_Your instructions_
Search the material for the string "DuoTe", then return every line where it is found.

_Record extracts_
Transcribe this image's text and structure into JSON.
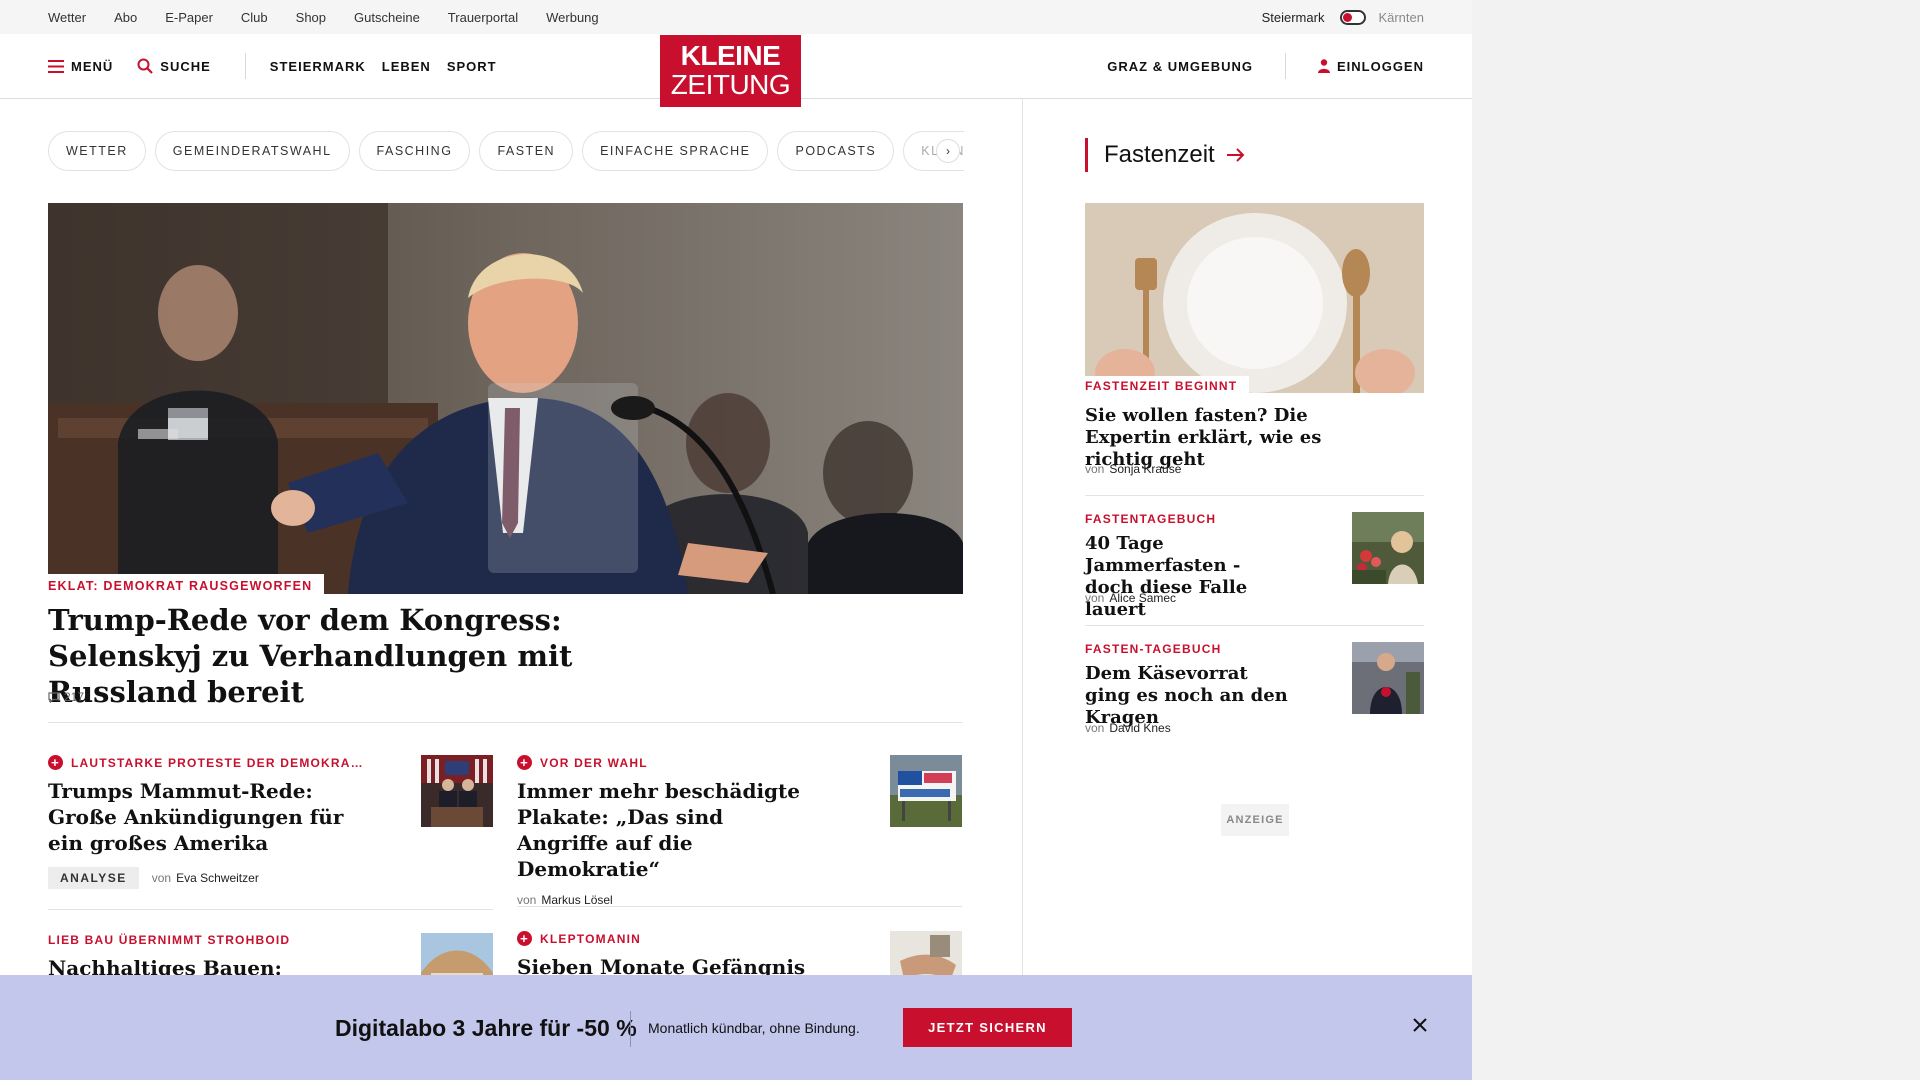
{
  "utility_bar": {
    "links": [
      "Wetter",
      "Abo",
      "E-Paper",
      "Club",
      "Shop",
      "Gutscheine",
      "Trauerportal",
      "Werbung"
    ],
    "region_active": "Steiermark",
    "region_inactive": "Kärnten"
  },
  "header": {
    "menu_label": "MENÜ",
    "search_label": "SUCHE",
    "nav": [
      "STEIERMARK",
      "LEBEN",
      "SPORT"
    ],
    "logo_line1": "KLEINE",
    "logo_line2": "ZEITUNG",
    "local_label": "GRAZ & UMGEBUNG",
    "login_label": "EINLOGGEN"
  },
  "topics": [
    "WETTER",
    "GEMEINDERATSWAHL",
    "FASCHING",
    "FASTEN",
    "EINFACHE SPRACHE",
    "PODCASTS",
    "KLEINE KIN"
  ],
  "hero": {
    "kicker": "EKLAT: DEMOKRAT RAUSGEWORFEN",
    "title": "Trump-Rede vor dem Kongress: Selenskyj zu Verhandlungen mit Russland bereit",
    "comments": "217"
  },
  "articles": [
    {
      "kicker": "LAUTSTARKE PROTESTE DER DEMOKRA…",
      "title": "Trumps Mammut-Rede: Große Ankündigungen für ein großes Amerika",
      "badge": "ANALYSE",
      "by": "von",
      "author": "Eva Schweitzer"
    },
    {
      "kicker": "VOR DER WAHL",
      "title": "Immer mehr beschädigte Plakate: „Das sind Angriffe auf die Demokratie“",
      "by": "von",
      "author": "Markus Lösel"
    },
    {
      "kicker": "LIEB BAU ÜBERNIMMT STROHBOID",
      "title": "Nachhaltiges Bauen: Weizer"
    },
    {
      "kicker": "KLEPTOMANIN",
      "title": "Sieben Monate Gefängnis"
    }
  ],
  "sidebar": {
    "section_title": "Fastenzeit",
    "lead": {
      "kicker": "FASTENZEIT BEGINNT",
      "title": "Sie wollen fasten? Die Expertin erklärt, wie es richtig geht",
      "by": "von",
      "author": "Sonja Krause"
    },
    "items": [
      {
        "kicker": "FASTENTAGEBUCH",
        "title": "40 Tage Jammerfasten - doch diese Falle lauert",
        "by": "von",
        "author": "Alice Samec"
      },
      {
        "kicker": "FASTEN-TAGEBUCH",
        "title": "Dem Käsevorrat ging es noch an den Kragen",
        "by": "von",
        "author": "David Knes"
      }
    ],
    "ad_label": "ANZEIGE"
  },
  "promo": {
    "headline": "Digitalabo 3 Jahre für -50 %",
    "subline": "Monatlich kündbar, ohne Bindung.",
    "cta": "JETZT SICHERN"
  },
  "colors": {
    "brand_red": "#c8102e",
    "promo_bg": "#c3c7ec",
    "text": "#121212"
  }
}
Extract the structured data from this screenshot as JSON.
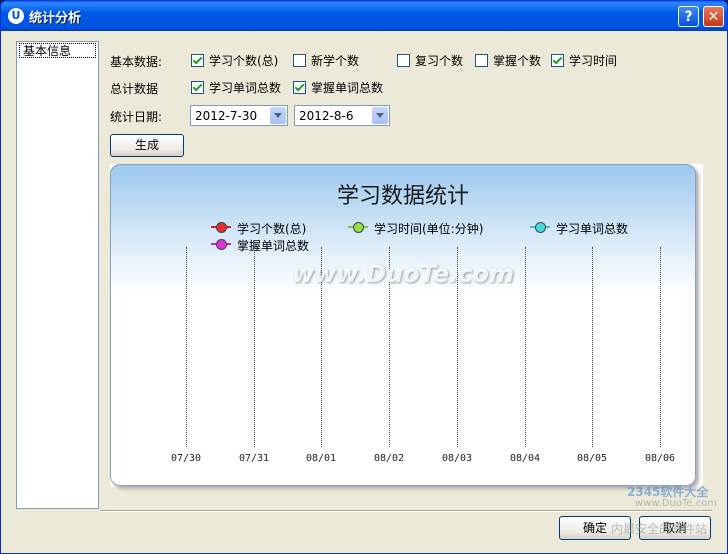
{
  "window": {
    "title": "统计分析"
  },
  "sidebar": {
    "items": [
      {
        "label": "基本信息"
      }
    ]
  },
  "form": {
    "basic_label": "基本数据:",
    "total_label": "总计数据",
    "date_label": "统计日期:",
    "basic_checks": [
      {
        "label": "学习个数(总)",
        "checked": true
      },
      {
        "label": "新学个数",
        "checked": false
      },
      {
        "label": "复习个数",
        "checked": false
      },
      {
        "label": "掌握个数",
        "checked": false
      },
      {
        "label": "学习时间",
        "checked": true
      }
    ],
    "total_checks": [
      {
        "label": "学习单词总数",
        "checked": true
      },
      {
        "label": "掌握单词总数",
        "checked": true
      }
    ],
    "start_date": "2012-7-30",
    "end_date": "2012-8-6",
    "generate_label": "生成"
  },
  "chart_data": {
    "type": "line",
    "title": "学习数据统计",
    "categories": [
      "07/30",
      "07/31",
      "08/01",
      "08/02",
      "08/03",
      "08/04",
      "08/05",
      "08/06"
    ],
    "series": [
      {
        "name": "学习个数(总)",
        "color": "#d62020"
      },
      {
        "name": "学习时间(单位:分钟)",
        "color": "#8ac43b"
      },
      {
        "name": "学习单词总数",
        "color": "#33c7c7"
      },
      {
        "name": "掌握单词总数",
        "color": "#cc22cc"
      }
    ],
    "legend_position": "top",
    "grid": "vertical-dotted"
  },
  "watermark": "www.DuoTe.com",
  "footer": {
    "ok_label": "确定",
    "cancel_label": "取消"
  },
  "corner_watermark": {
    "line1": "2345软件大全",
    "line2": "www.DuoTe.com",
    "line3": "内最安全的软件站"
  }
}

_Exercise result_
  "watermark": "www.DuoTe.com",
    "line2": "www.DuoTe.com",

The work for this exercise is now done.